● **EXERCISE PROMPT**:
In the records below, find each line containing the word "страницы" and copy it.

Data items

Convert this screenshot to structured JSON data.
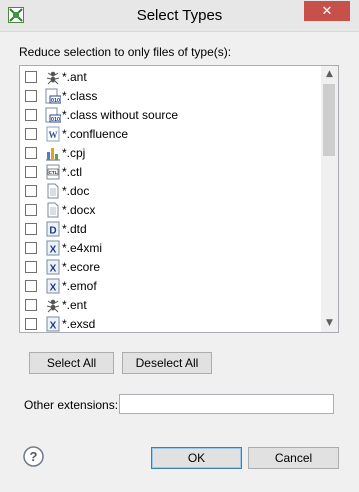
{
  "window": {
    "title": "Select Types",
    "close_glyph": "✕"
  },
  "instruction": "Reduce selection to only files of type(s):",
  "types": [
    {
      "label": "*.ant",
      "icon": "ant-icon",
      "checked": false
    },
    {
      "label": "*.class",
      "icon": "binary-class-icon",
      "checked": false
    },
    {
      "label": "*.class without source",
      "icon": "binary-class-icon",
      "checked": false
    },
    {
      "label": "*.confluence",
      "icon": "word-document-icon",
      "checked": false
    },
    {
      "label": "*.cpj",
      "icon": "bar-chart-icon",
      "checked": false
    },
    {
      "label": "*.ctl",
      "icon": "ctl-file-icon",
      "checked": false
    },
    {
      "label": "*.doc",
      "icon": "text-document-icon",
      "checked": false
    },
    {
      "label": "*.docx",
      "icon": "text-document-icon",
      "checked": false
    },
    {
      "label": "*.dtd",
      "icon": "dtd-file-icon",
      "checked": false
    },
    {
      "label": "*.e4xmi",
      "icon": "xml-file-icon",
      "checked": false
    },
    {
      "label": "*.ecore",
      "icon": "xml-file-icon",
      "checked": false
    },
    {
      "label": "*.emof",
      "icon": "xml-file-icon",
      "checked": false
    },
    {
      "label": "*.ent",
      "icon": "ant-icon",
      "checked": false
    },
    {
      "label": "*.exsd",
      "icon": "xml-file-icon",
      "checked": false
    }
  ],
  "buttons": {
    "select_all": "Select All",
    "deselect_all": "Deselect All",
    "ok": "OK",
    "cancel": "Cancel"
  },
  "other_extensions": {
    "label": "Other extensions:",
    "value": ""
  },
  "colors": {
    "close_button": "#c7504a",
    "dialog_bg": "#f0f0f0",
    "default_button_border": "#3c7fb1"
  }
}
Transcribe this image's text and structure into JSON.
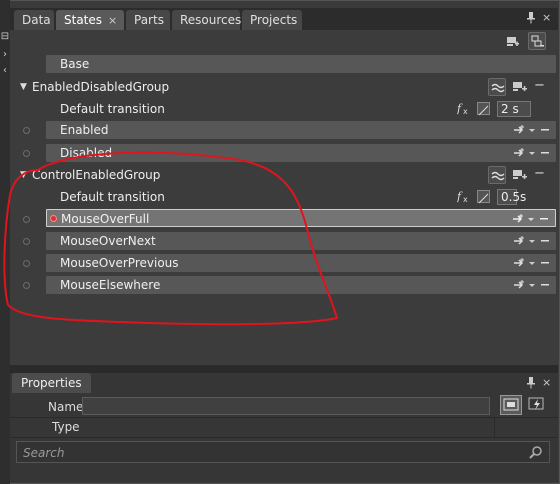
{
  "tabs": [
    {
      "label": "Data"
    },
    {
      "label": "States",
      "close": "×"
    },
    {
      "label": "Parts"
    },
    {
      "label": "Resources"
    },
    {
      "label": "Projects"
    }
  ],
  "base_state": {
    "label": "Base"
  },
  "groups": [
    {
      "name": "EnabledDisabledGroup",
      "default_transition": {
        "label": "Default transition",
        "duration": "2 s"
      },
      "states": [
        {
          "label": "Enabled"
        },
        {
          "label": "Disabled"
        }
      ]
    },
    {
      "name": "ControlEnabledGroup",
      "default_transition": {
        "label": "Default transition",
        "duration": "0.5",
        "unit": "s"
      },
      "states": [
        {
          "label": "MouseOverFull",
          "selected": true,
          "recording": true
        },
        {
          "label": "MouseOverNext"
        },
        {
          "label": "MouseOverPrevious"
        },
        {
          "label": "MouseElsewhere"
        }
      ]
    }
  ],
  "properties": {
    "tab_label": "Properties",
    "name_label": "Name",
    "name_value": "",
    "type_label": "Type",
    "type_value": ""
  },
  "search": {
    "placeholder": "Search"
  },
  "colors": {
    "panel_bg": "#3c3c3c",
    "row_bg": "#575757",
    "selected_row_bg": "#747474",
    "annotation_red": "#e0141e",
    "record_dot": "#dd3333"
  }
}
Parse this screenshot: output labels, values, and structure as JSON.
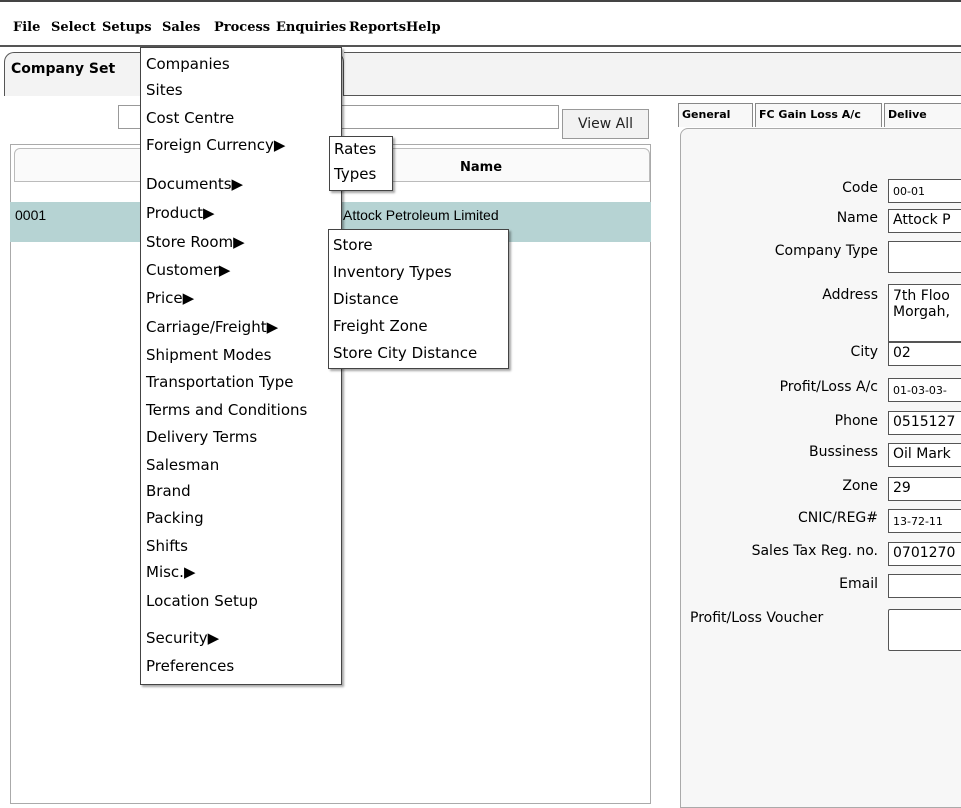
{
  "menubar": {
    "items": [
      "File",
      "Select",
      "Setups",
      "Sales",
      "Process",
      "Enquiries",
      "Reports",
      "Help"
    ]
  },
  "page_tab": {
    "label": "Company Set"
  },
  "list": {
    "view_all_label": "View All",
    "name_header": "Name",
    "rows": [
      {
        "code": "0001",
        "name": "Attock Petroleum Limited"
      }
    ]
  },
  "setups_menu": {
    "items": [
      "Companies",
      "Sites",
      "Cost Centre",
      "Foreign Currency▶",
      "Documents▶",
      "Product▶",
      "Store Room▶",
      "Customer▶",
      "Price▶",
      "Carriage/Freight▶",
      "Shipment Modes",
      "Transportation Type",
      "Terms and Conditions",
      "Delivery Terms",
      "Salesman",
      "Brand",
      "Packing",
      "Shifts",
      "Misc.▶",
      "Location Setup",
      "Security▶",
      "Preferences"
    ]
  },
  "currency_submenu": {
    "items": [
      "Rates",
      "Types"
    ]
  },
  "storeroom_submenu": {
    "items": [
      "Store",
      "Inventory Types",
      "Distance",
      "Freight Zone",
      "Store City Distance"
    ]
  },
  "form": {
    "tabs": [
      "General",
      "FC Gain Loss A/c",
      "Delive"
    ],
    "fields": {
      "code": {
        "label": "Code",
        "value": "00-01"
      },
      "name": {
        "label": "Name",
        "value": "Attock P"
      },
      "company_type": {
        "label": "Company Type",
        "value": ""
      },
      "address": {
        "label": "Address",
        "value_line1": "7th Floo",
        "value_line2": "Morgah,"
      },
      "city": {
        "label": "City",
        "value": "02"
      },
      "profit_loss_ac": {
        "label": "Profit/Loss A/c",
        "value": "01-03-03-"
      },
      "phone": {
        "label": "Phone",
        "value": "0515127"
      },
      "bussiness": {
        "label": "Bussiness",
        "value": "Oil Mark"
      },
      "zone": {
        "label": "Zone",
        "value": "29"
      },
      "cnic": {
        "label": "CNIC/REG#",
        "value": "13-72-11"
      },
      "sales_tax": {
        "label": "Sales Tax Reg. no.",
        "value": "0701270"
      },
      "email": {
        "label": "Email",
        "value": ""
      },
      "pl_voucher": {
        "label": "Profit/Loss Voucher"
      }
    }
  }
}
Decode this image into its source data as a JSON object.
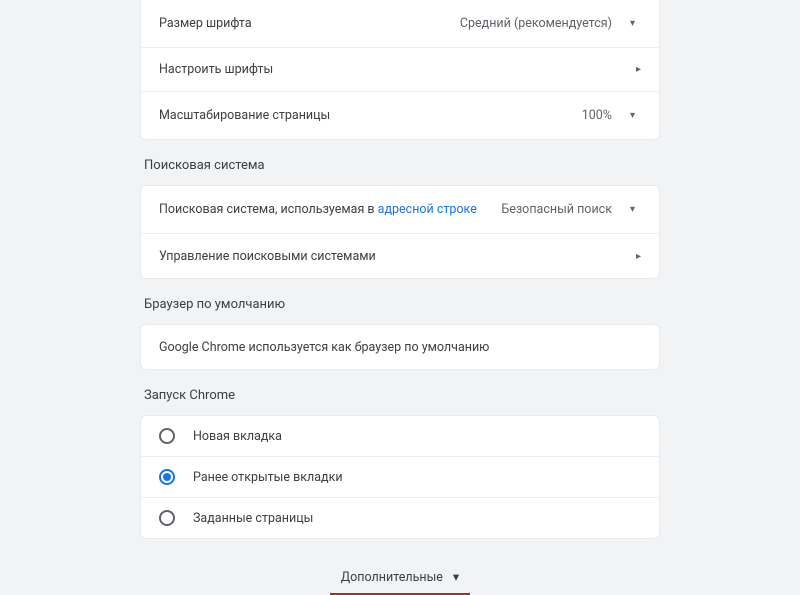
{
  "appearance": {
    "font_size_label": "Размер шрифта",
    "font_size_value": "Средний (рекомендуется)",
    "customize_fonts_label": "Настроить шрифты",
    "page_zoom_label": "Масштабирование страницы",
    "page_zoom_value": "100%"
  },
  "search_engine": {
    "section_title": "Поисковая система",
    "used_in_label_prefix": "Поисковая система, используемая в ",
    "address_bar_link": "адресной строке",
    "value": "Безопасный поиск",
    "manage_label": "Управление поисковыми системами"
  },
  "default_browser": {
    "section_title": "Браузер по умолчанию",
    "status_text": "Google Chrome используется как браузер по умолчанию"
  },
  "on_startup": {
    "section_title": "Запуск Chrome",
    "options": [
      {
        "label": "Новая вкладка",
        "checked": false
      },
      {
        "label": "Ранее открытые вкладки",
        "checked": true
      },
      {
        "label": "Заданные страницы",
        "checked": false
      }
    ]
  },
  "advanced_label": "Дополнительные"
}
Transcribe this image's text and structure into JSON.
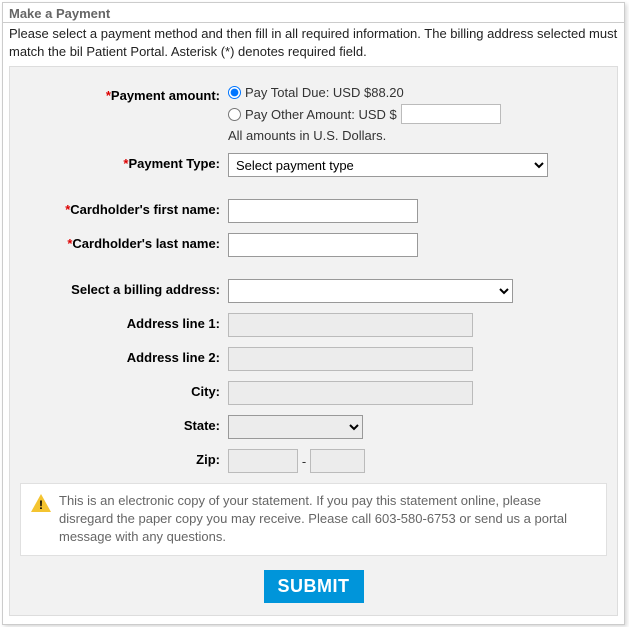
{
  "title": "Make a Payment",
  "intro": "Please select a payment method and then fill in all required information. The billing address selected must match the bil Patient Portal. Asterisk (*) denotes required field.",
  "form": {
    "payment_amount": {
      "label": "Payment amount:",
      "pay_total_label": "Pay Total Due: USD $88.20",
      "pay_other_label": "Pay Other Amount: USD $",
      "other_value": "",
      "hint": "All amounts in U.S. Dollars."
    },
    "payment_type": {
      "label": "Payment Type:",
      "placeholder": "Select payment type"
    },
    "first_name": {
      "label": "Cardholder's first name:",
      "value": ""
    },
    "last_name": {
      "label": "Cardholder's last name:",
      "value": ""
    },
    "billing_address_select": {
      "label": "Select a billing address:",
      "value": ""
    },
    "address1": {
      "label": "Address line 1:",
      "value": ""
    },
    "address2": {
      "label": "Address line 2:",
      "value": ""
    },
    "city": {
      "label": "City:",
      "value": ""
    },
    "state": {
      "label": "State:",
      "value": ""
    },
    "zip": {
      "label": "Zip:",
      "value_a": "",
      "sep": "-",
      "value_b": ""
    }
  },
  "notice": "This is an electronic copy of your statement. If you pay this statement online, please disregard the paper copy you may receive. Please call 603-580-6753 or send us a portal message with any questions.",
  "submit_label": "SUBMIT"
}
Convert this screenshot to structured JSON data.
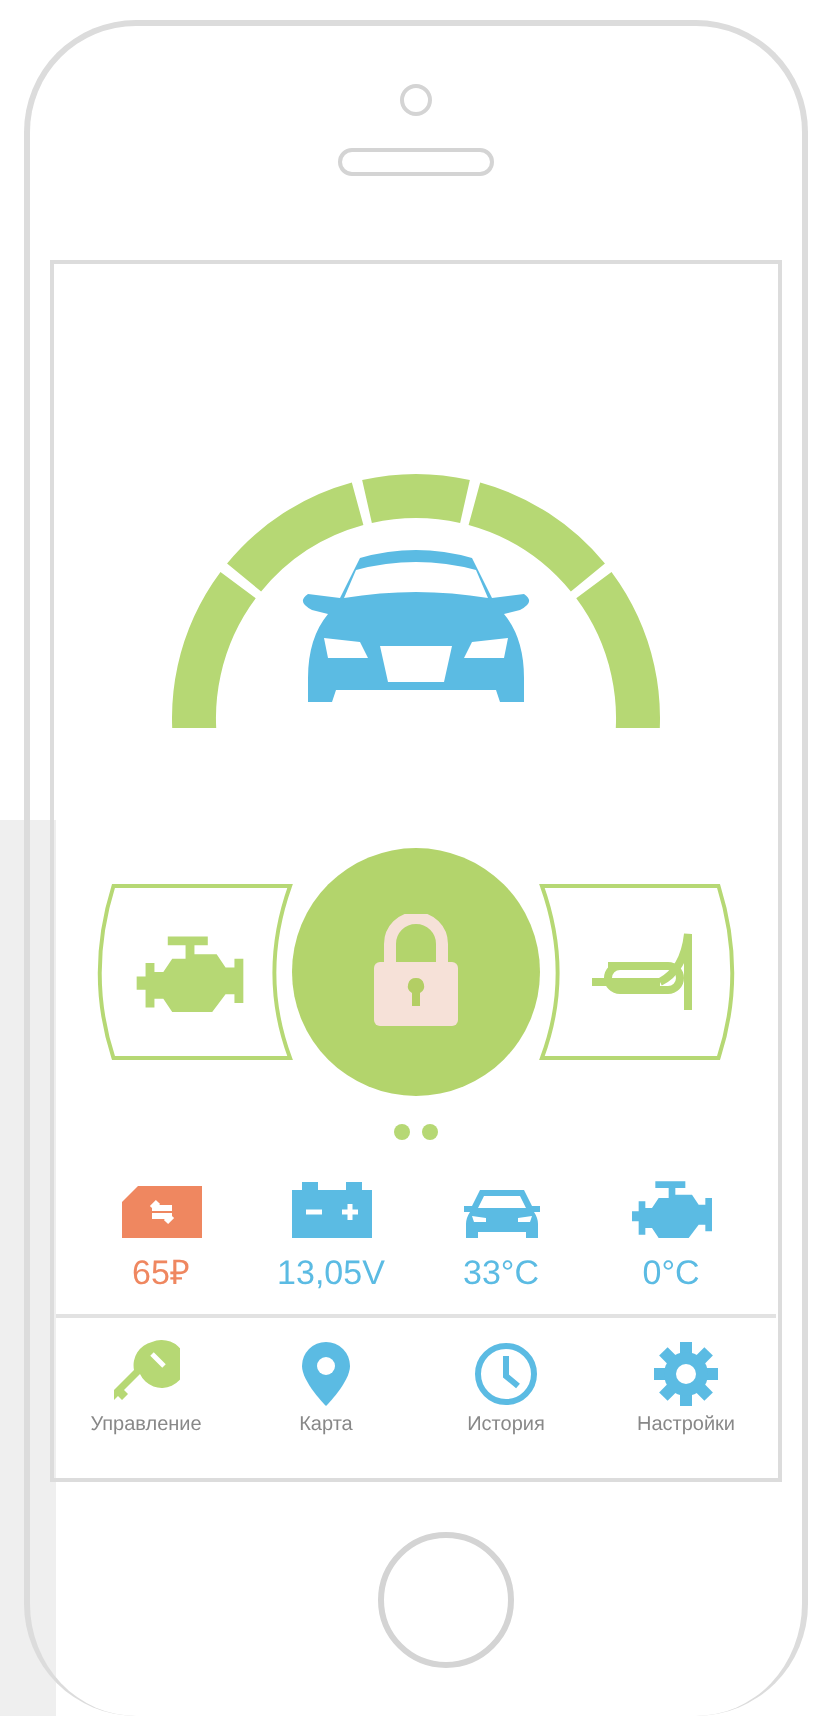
{
  "controls": [
    {
      "kind": "engine",
      "selected": false
    },
    {
      "kind": "lock",
      "selected": true
    },
    {
      "kind": "horn",
      "selected": false
    }
  ],
  "status": [
    {
      "kind": "balance",
      "value": "65₽",
      "color": "#ef8760"
    },
    {
      "kind": "battery",
      "value": "13,05V",
      "color": "#5bbbe3"
    },
    {
      "kind": "car",
      "value": "33°C",
      "color": "#5bbbe3"
    },
    {
      "kind": "engine",
      "value": "0°C",
      "color": "#5bbbe3"
    }
  ],
  "nav": [
    {
      "kind": "key",
      "label": "Управление",
      "selected": true
    },
    {
      "kind": "pin",
      "label": "Карта",
      "selected": false
    },
    {
      "kind": "clock",
      "label": "История",
      "selected": false
    },
    {
      "kind": "gear",
      "label": "Настройки",
      "selected": false
    }
  ]
}
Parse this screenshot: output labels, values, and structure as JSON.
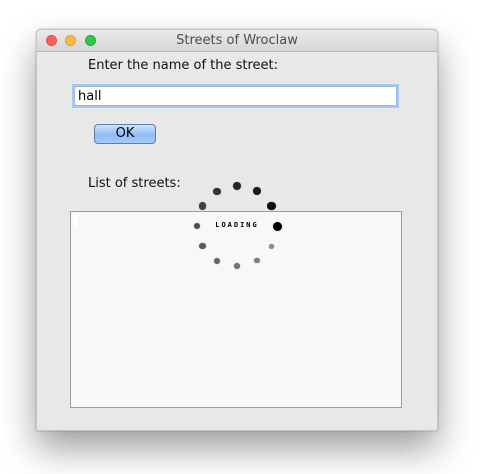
{
  "window": {
    "title": "Streets of Wroclaw",
    "buttons": [
      "close",
      "minimize",
      "zoom"
    ]
  },
  "form": {
    "street_label": "Enter the name of the street:",
    "street_value": "hall",
    "ok_label": "OK",
    "list_label": "List of streets:",
    "streets": []
  },
  "spinner": {
    "text": "LOADING",
    "dot_count": 12,
    "head_color": "#000000",
    "tail_color": "#888888"
  },
  "colors": {
    "window_bg": "#e8e8e8",
    "button_accent": "#8fbaf3",
    "focus_ring": "#a9c8ef"
  }
}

● **SOLUTION FOR THIS EXERCISE**:
    "page_zoom_label": "Масштабирование страницы",
        "label": "Заданные страницы",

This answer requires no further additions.